As hopeful as ZBLAN’s fans are, they like to emphasize that building a space economy does not rest entirely on any single product. “When you remove gravity from the equation, you unlock a different universe of physics,” says Ioana Cozmuta, CEO and co-founder of G-Space, a Silicon Valley startup developing software to quantify gravity’s effect on materials. “I compare it to the time when the semiconductor industry was transformed because people recognized the benefit of ultra-low temperatures. It unlocked a new universe of physics.”

Companies plan to produce several classes of optical fibers in orbit, and NASA managers remain bullish about the potential for additive manufacturing to act as a springboard for the nascent space economy for one simple reason. They’ve seen the impact of 3D printing in factories on the ground. “It’s one of the most disruptive technologies I’ve seen in my 30-plus years of aerospace,” says John Vickers, NASA principal technologist for advanced materials and manufacturing.

As an example, he notes that Rocket Lab, the Huntington Beach, California, startup, says it can print the combustion chamber, injectors, pumps and main propellant valves for one of its Rutherford engines in 24 hours. Vickers estimates that 10 years ago, a Rutherford engine would have taken months or even years to manufacture.

Made In Space sent the first 3D printer to the space station in 2014. The microwave-oven-size printer churns out spare parts and tools for astronauts. Made In Space also makes money operating a second printer on ISS, the Additive Manufacturing Facility. NASA and other customers pay Made In Space to print objects in the latest microwave-size machine. Beyond spare parts and tools, NASA sees additive manufacturing as a path to constructing space telescopes and communications antennas too large to fit in rocket fairings.

Archinaut One is a good example. Made In Space is preparing to launch the refrigerator-size satellite in 2022 with an on-board 3D printer and robotic arm. Once in low Earth orbit, Archinaut One will attempt to additively manufacture a solar array stretching 20 meters from tip to tip and plug the array into a Northrop Grumman instrument. Northrop Grumman and Made In Space won’t elaborate on the job of the Northrop Grumman instrument except to say it will be tested in space for the first time.

In-space manufacturing and assembly means you can design satellites for their intended role in orbit rather than building them specifically to “fold up origami-style inside a launch fairing and survive intense forces and vibrations,” says Justin Kugler, Made In Space vice president for advanced programs and concepts.

○ ○ ○ ○ ○

**Written request**
According to the passage on in-space manufacturing, when did Made In Space send the first 3D printer to the space station? The records that follow play no part in this exercise.

○ ○ ○ ○ ○

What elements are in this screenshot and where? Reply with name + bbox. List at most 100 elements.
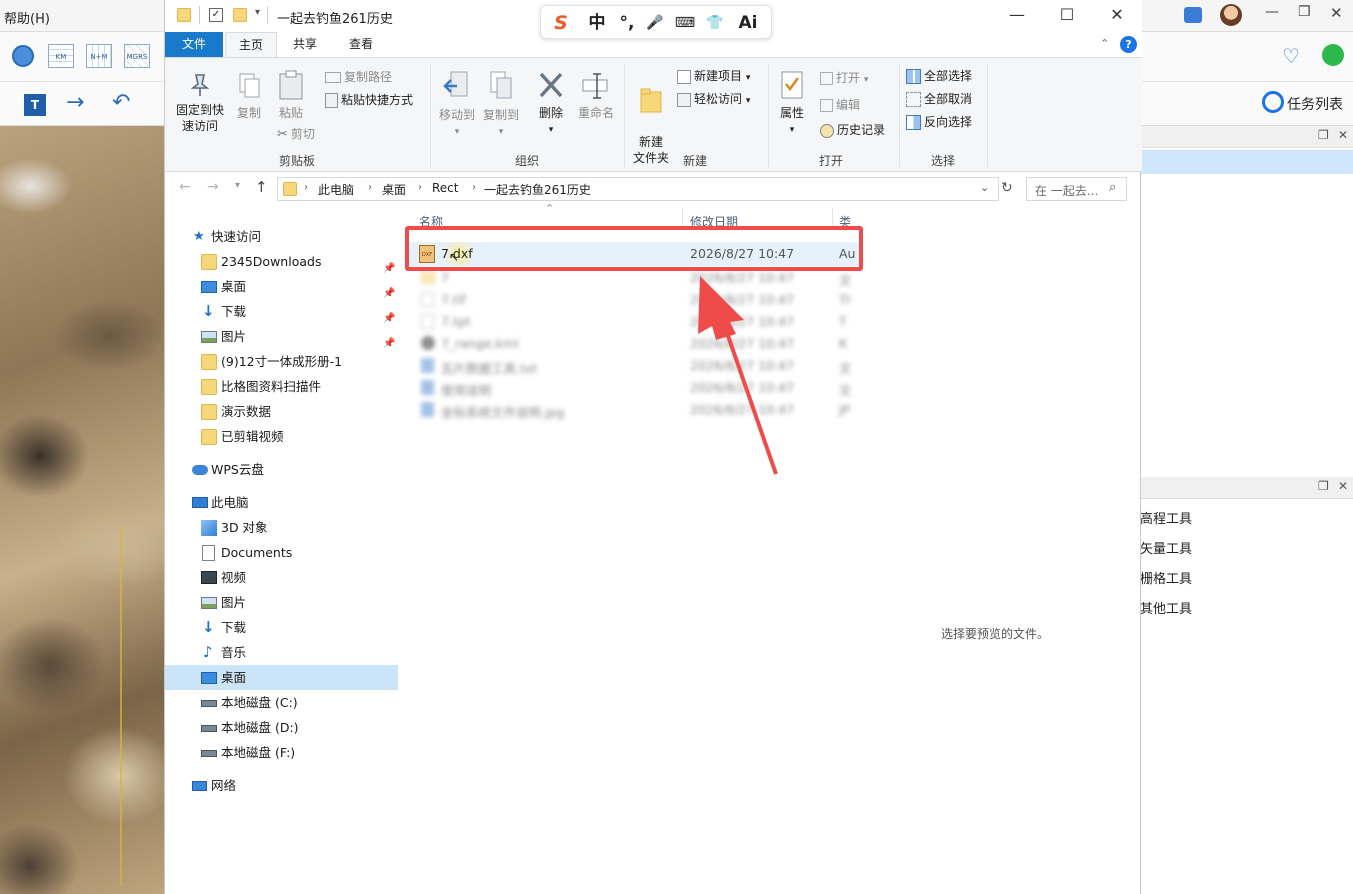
select-all-button[interactable]: 全部选择 <box>906 67 972 84</box>
nav-quick-item-folder[interactable]: 已剪辑视频 <box>165 424 398 449</box>
crumb-desktop[interactable]: 桌面 <box>382 181 406 198</box>
grid-nm-icon[interactable]: N+M <box>86 44 112 68</box>
tool-vector[interactable]: 矢量工具 <box>1140 538 1192 557</box>
text-tool-icon[interactable]: T <box>24 94 46 116</box>
file-row[interactable]: 瓦片数据工具.txt 2026/8/27 10:47 文 <box>409 355 859 377</box>
up-icon[interactable]: ↑ <box>255 178 268 196</box>
map-view[interactable] <box>0 126 165 894</box>
nav-pictures[interactable]: 图片 <box>165 590 398 615</box>
select-none-button[interactable]: 全部取消 <box>906 90 972 107</box>
search-input[interactable]: 在 一起去... ⌕ <box>1026 177 1127 201</box>
microphone-icon[interactable]: 🎤 <box>643 12 667 34</box>
nav-quick-item-desktop[interactable]: 桌面 📌 <box>165 274 398 299</box>
move-to-button[interactable]: 移动到 ▾ <box>435 70 479 137</box>
forward-icon[interactable]: → <box>207 179 219 195</box>
pin-quick-access-button[interactable]: 固定到快速访问 <box>169 72 231 134</box>
file-row[interactable]: 7_range.kml 2026/8/27 10:47 K <box>409 333 859 355</box>
sogou-logo-icon[interactable]: S <box>549 12 573 34</box>
collapse-ribbon-icon[interactable]: ⌃ <box>1100 37 1109 50</box>
nav-documents[interactable]: Documents <box>165 540 398 565</box>
nav-network[interactable]: 网络 <box>165 773 398 798</box>
tab-file[interactable]: 文件 <box>165 32 223 57</box>
file-row[interactable]: 7.tpt 2026/8/27 10:47 T <box>409 311 859 333</box>
nav-this-pc[interactable]: 此电脑 <box>165 490 398 515</box>
heart-icon[interactable]: ♡ <box>1282 44 1306 68</box>
panel-close-icon[interactable]: ✕ <box>1338 479 1348 493</box>
back-icon[interactable]: ← <box>179 179 191 195</box>
search-icon[interactable]: ⌕ <box>1109 180 1116 195</box>
tool-other[interactable]: 其他工具 <box>1140 598 1192 617</box>
panel-restore-icon[interactable]: ❐ <box>1318 128 1329 142</box>
nav-quick-item-folder[interactable]: (9)12寸一体成形册-1 <box>165 349 398 374</box>
grid-km-icon[interactable]: KM <box>48 44 74 68</box>
paste-button[interactable]: 粘贴 <box>271 70 311 121</box>
help-icon[interactable]: ? <box>1120 36 1137 53</box>
copy-path-button[interactable]: 复制路径 <box>325 68 392 85</box>
history-button[interactable]: 历史记录 <box>820 121 885 138</box>
crumb-this-pc[interactable]: 此电脑 <box>318 181 354 198</box>
nav-quick-item-pictures[interactable]: 图片 📌 <box>165 324 398 349</box>
bg-minimize-icon[interactable]: — <box>1265 4 1279 20</box>
tab-share[interactable]: 共享 <box>279 32 331 57</box>
nav-quick-item-folder[interactable]: 比格图资料扫描件 <box>165 374 398 399</box>
crumb-rect[interactable]: Rect <box>432 181 458 195</box>
recent-dropdown-icon[interactable]: ▾ <box>235 180 240 191</box>
keyboard-icon[interactable]: ⌨ <box>673 12 697 34</box>
ime-chinese-mode[interactable]: 中 <box>585 12 609 34</box>
ai-button[interactable]: Ai <box>735 12 761 34</box>
invert-selection-button[interactable]: 反向选择 <box>906 113 972 130</box>
delete-button[interactable]: 删除 ▾ <box>531 70 571 135</box>
tab-home[interactable]: 主页 <box>225 32 277 58</box>
nav-wps-cloud[interactable]: WPS云盘 <box>165 457 398 482</box>
refresh-icon[interactable]: ↻ <box>1001 180 1013 196</box>
panel-restore-icon[interactable]: ❐ <box>1318 479 1329 493</box>
curve-tool-icon[interactable]: ↶ <box>112 90 130 115</box>
panel-close-icon[interactable]: ✕ <box>1338 128 1348 142</box>
easy-access-button[interactable]: 轻松访问 ▾ <box>677 90 750 107</box>
new-item-button[interactable]: 新建项目 ▾ <box>677 67 750 84</box>
nav-quick-item-downloads[interactable]: ↓ 下载 📌 <box>165 299 398 324</box>
tool-elevation[interactable]: 高程工具 <box>1140 508 1192 527</box>
skin-shirt-icon[interactable]: 👕 <box>703 12 727 34</box>
file-row[interactable]: 坐标系统文件说明.jpg 2026/8/27 10:47 JP <box>409 399 859 421</box>
properties-qa-icon[interactable]: ✓ <box>209 8 223 22</box>
edit-button[interactable]: 编辑 <box>820 96 860 113</box>
menu-help[interactable]: 帮助(H) <box>4 8 50 27</box>
nav-music[interactable]: ♪ 音乐 <box>165 640 398 665</box>
minimize-button[interactable]: — <box>992 0 1042 32</box>
grid-mgrs-icon[interactable]: MGRS <box>124 44 150 68</box>
properties-button[interactable]: 属性 ▾ <box>772 70 812 135</box>
crumb-current-folder[interactable]: 一起去钓鱼261历史 <box>484 181 591 198</box>
nav-quick-access[interactable]: ★ 快速访问 <box>165 224 398 249</box>
nav-quick-item-2345downloads[interactable]: 2345Downloads 📌 <box>165 249 398 274</box>
bg-close-icon[interactable]: ✕ <box>1330 4 1343 22</box>
maximize-button[interactable]: ☐ <box>1042 0 1092 32</box>
nav-videos[interactable]: 视频 <box>165 565 398 590</box>
bg-restore-icon[interactable]: ❐ <box>1298 4 1311 20</box>
task-list-icon[interactable] <box>1262 91 1284 113</box>
file-row[interactable]: 7.tif 2026/8/27 10:47 TI <box>409 289 859 311</box>
nav-drive-f[interactable]: 本地磁盘 (F:) <box>165 740 398 765</box>
panel-selected-row[interactable] <box>1140 150 1353 174</box>
nav-downloads[interactable]: ↓ 下载 <box>165 615 398 640</box>
nav-drive-c[interactable]: 本地磁盘 (C:) <box>165 690 398 715</box>
new-folder-qa-icon[interactable] <box>233 8 247 22</box>
avatar[interactable] <box>1220 4 1242 26</box>
nav-drive-d[interactable]: 本地磁盘 (D:) <box>165 715 398 740</box>
nav-quick-item-folder[interactable]: 演示数据 <box>165 399 398 424</box>
arrow-tool-icon[interactable]: → <box>66 90 84 115</box>
address-bar[interactable]: › 此电脑 › 桌面 › Rect › 一起去钓鱼261历史 ⌄ <box>277 177 999 201</box>
qa-dropdown-icon[interactable]: ▾ <box>255 7 260 18</box>
copy-to-button[interactable]: 复制到 ▾ <box>479 70 523 137</box>
paste-shortcut-button[interactable]: 粘贴快捷方式 <box>325 91 413 108</box>
wechat-icon[interactable] <box>1322 44 1344 66</box>
close-button[interactable]: ✕ <box>1092 0 1142 32</box>
tool-raster[interactable]: 栅格工具 <box>1140 568 1192 587</box>
nav-desktop-selected[interactable]: 桌面 <box>165 665 398 690</box>
task-list-label[interactable]: 任务列表 <box>1287 94 1343 114</box>
file-row[interactable]: 使用说明 2026/8/27 10:47 文 <box>409 377 859 399</box>
nav-3d-objects[interactable]: 3D 对象 <box>165 515 398 540</box>
globe-icon[interactable] <box>12 45 34 67</box>
chat-icon[interactable] <box>1184 7 1202 23</box>
address-dropdown-icon[interactable]: ⌄ <box>980 181 989 194</box>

○ ○ ○ ○ ○

**Exercise response**
In 2014.